### Problem to solve
Copy every line of the items below word for word, and leave out the pictures.

(Visual layout items)
## Begin

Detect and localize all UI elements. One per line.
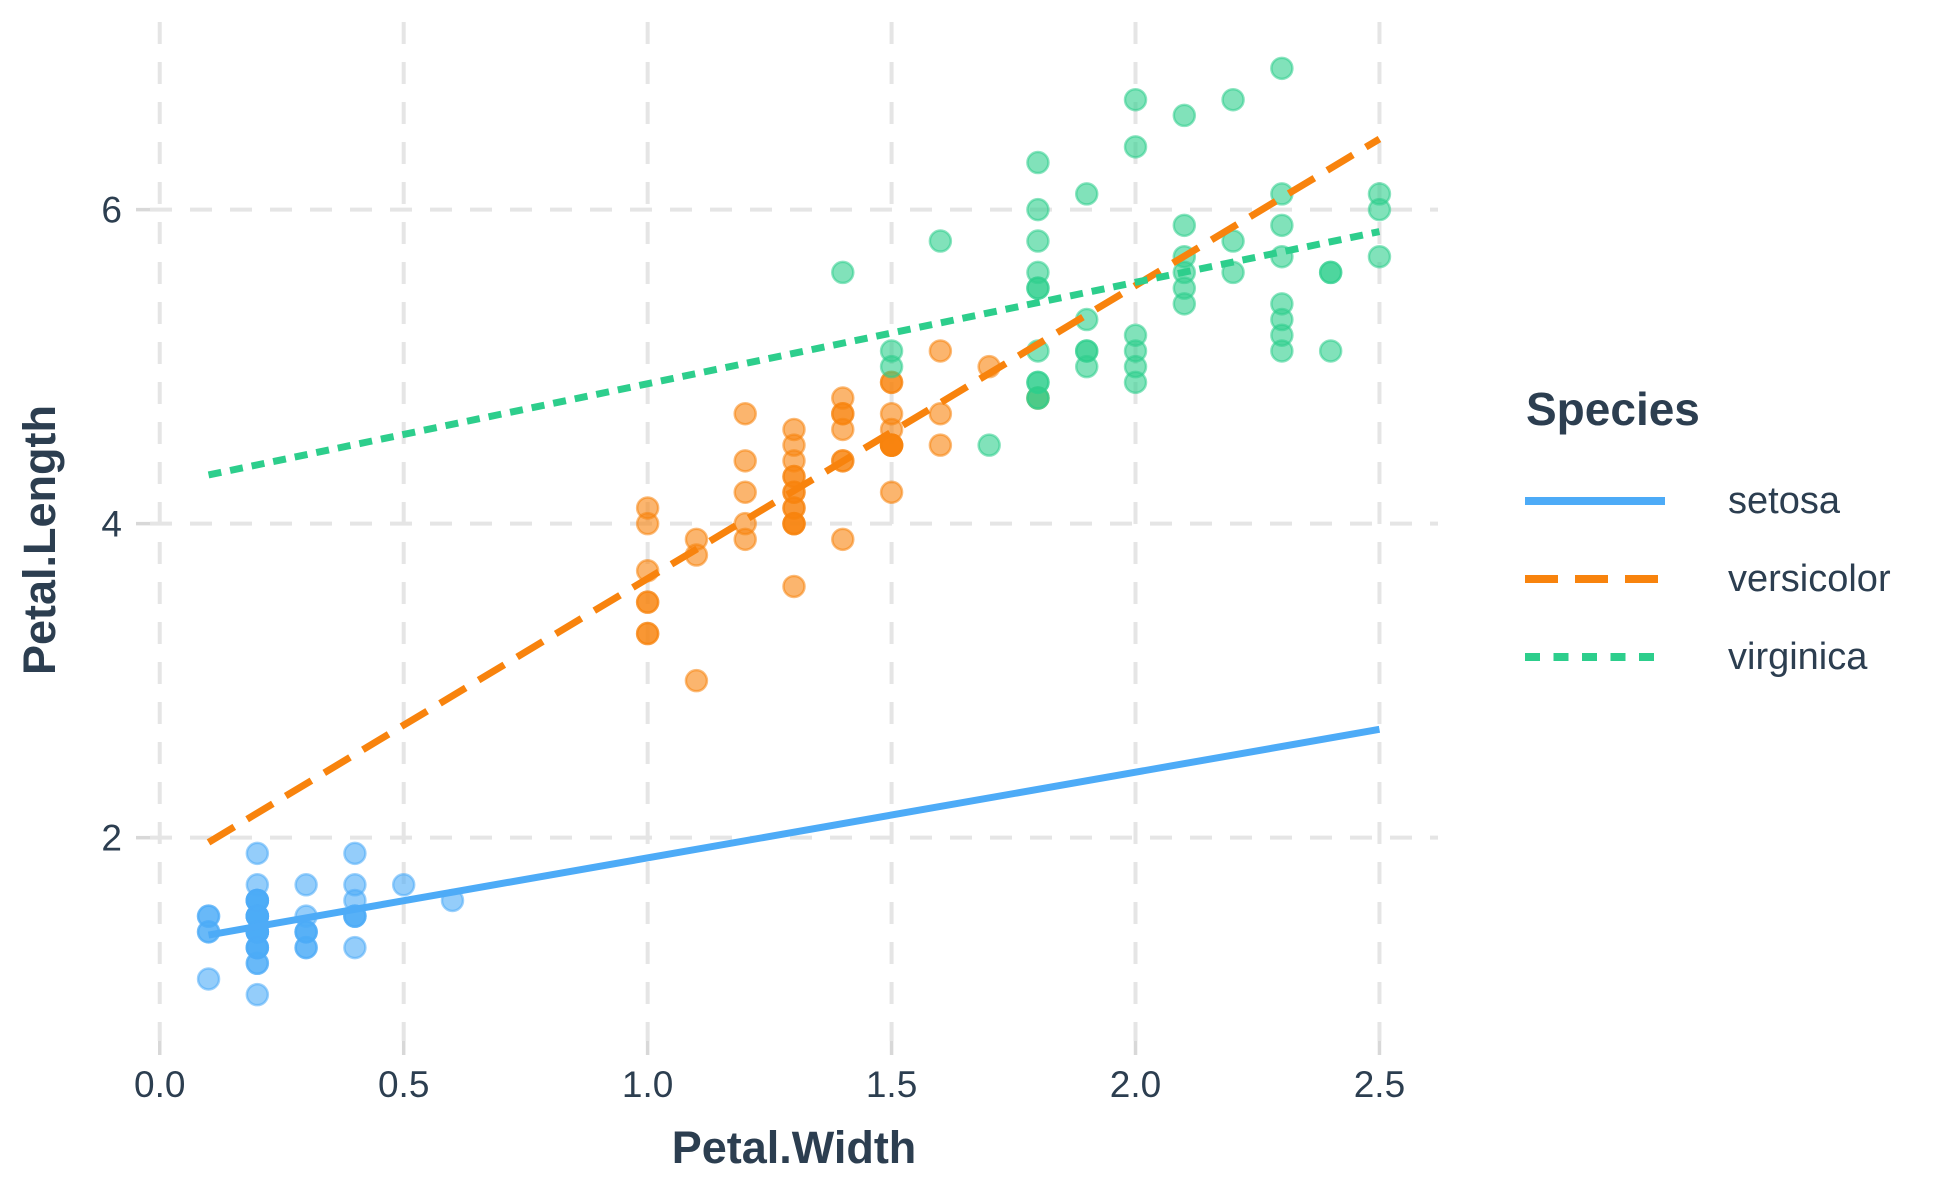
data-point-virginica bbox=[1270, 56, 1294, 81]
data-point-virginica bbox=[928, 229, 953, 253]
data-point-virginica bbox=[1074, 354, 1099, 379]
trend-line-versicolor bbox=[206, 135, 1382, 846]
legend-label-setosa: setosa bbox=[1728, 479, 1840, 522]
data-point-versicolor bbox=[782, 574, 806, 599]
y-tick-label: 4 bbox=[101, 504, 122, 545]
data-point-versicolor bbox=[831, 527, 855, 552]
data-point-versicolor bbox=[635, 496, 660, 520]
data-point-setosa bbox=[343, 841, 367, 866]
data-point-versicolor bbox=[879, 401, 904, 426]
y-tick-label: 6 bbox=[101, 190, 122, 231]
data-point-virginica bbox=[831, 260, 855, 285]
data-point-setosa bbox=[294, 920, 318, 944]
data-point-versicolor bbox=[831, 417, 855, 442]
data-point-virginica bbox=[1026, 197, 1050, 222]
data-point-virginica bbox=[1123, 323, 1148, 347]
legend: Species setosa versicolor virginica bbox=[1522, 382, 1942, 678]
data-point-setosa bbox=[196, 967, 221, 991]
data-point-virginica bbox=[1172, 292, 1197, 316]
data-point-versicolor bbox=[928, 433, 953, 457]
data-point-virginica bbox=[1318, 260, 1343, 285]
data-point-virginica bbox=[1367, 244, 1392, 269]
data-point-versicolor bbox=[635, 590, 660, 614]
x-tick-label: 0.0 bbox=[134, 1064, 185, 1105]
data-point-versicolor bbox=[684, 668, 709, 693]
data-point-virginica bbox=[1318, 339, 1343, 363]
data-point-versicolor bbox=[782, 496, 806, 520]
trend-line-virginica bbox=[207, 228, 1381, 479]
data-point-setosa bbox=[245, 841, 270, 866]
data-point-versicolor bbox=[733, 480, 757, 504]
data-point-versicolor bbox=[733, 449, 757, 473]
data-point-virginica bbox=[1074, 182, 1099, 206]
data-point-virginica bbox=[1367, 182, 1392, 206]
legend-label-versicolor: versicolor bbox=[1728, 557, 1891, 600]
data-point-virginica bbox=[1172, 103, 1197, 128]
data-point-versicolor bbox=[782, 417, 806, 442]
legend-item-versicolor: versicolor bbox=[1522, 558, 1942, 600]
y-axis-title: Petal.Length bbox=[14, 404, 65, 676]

## End

### Answer to this task
Detect and localize all UI elements. One per line.
data-point-virginica bbox=[1270, 56, 1294, 81]
data-point-virginica bbox=[928, 229, 953, 253]
data-point-virginica bbox=[1074, 354, 1099, 379]
trend-line-versicolor bbox=[206, 135, 1382, 846]
legend-label-setosa: setosa bbox=[1728, 479, 1840, 522]
data-point-versicolor bbox=[782, 574, 806, 599]
y-tick-label: 4 bbox=[101, 504, 122, 545]
data-point-versicolor bbox=[831, 527, 855, 552]
data-point-versicolor bbox=[635, 496, 660, 520]
data-point-setosa bbox=[343, 841, 367, 866]
data-point-versicolor bbox=[879, 401, 904, 426]
y-tick-label: 6 bbox=[101, 190, 122, 231]
data-point-virginica bbox=[831, 260, 855, 285]
data-point-setosa bbox=[294, 920, 318, 944]
data-point-versicolor bbox=[831, 417, 855, 442]
data-point-virginica bbox=[1026, 197, 1050, 222]
data-point-virginica bbox=[1123, 323, 1148, 347]
legend: Species setosa versicolor virginica bbox=[1522, 382, 1942, 678]
data-point-setosa bbox=[196, 967, 221, 991]
data-point-virginica bbox=[1172, 292, 1197, 316]
data-point-versicolor bbox=[928, 433, 953, 457]
data-point-virginica bbox=[1318, 260, 1343, 285]
data-point-virginica bbox=[1367, 244, 1392, 269]
data-point-versicolor bbox=[635, 590, 660, 614]
x-tick-label: 0.0 bbox=[134, 1064, 185, 1105]
data-point-versicolor bbox=[684, 668, 709, 693]
data-point-virginica bbox=[1318, 339, 1343, 363]
data-point-versicolor bbox=[782, 496, 806, 520]
trend-line-virginica bbox=[207, 228, 1381, 479]
data-point-setosa bbox=[245, 841, 270, 866]
data-point-versicolor bbox=[733, 480, 757, 504]
data-point-versicolor bbox=[733, 449, 757, 473]
data-point-virginica bbox=[1074, 182, 1099, 206]
data-point-virginica bbox=[1367, 182, 1392, 206]
legend-label-versicolor: versicolor bbox=[1728, 557, 1891, 600]
data-point-virginica bbox=[1172, 103, 1197, 128]
data-point-versicolor bbox=[782, 417, 806, 442]
legend-item-versicolor: versicolor bbox=[1522, 558, 1942, 600]
y-axis-title: Petal.Length bbox=[14, 404, 65, 676]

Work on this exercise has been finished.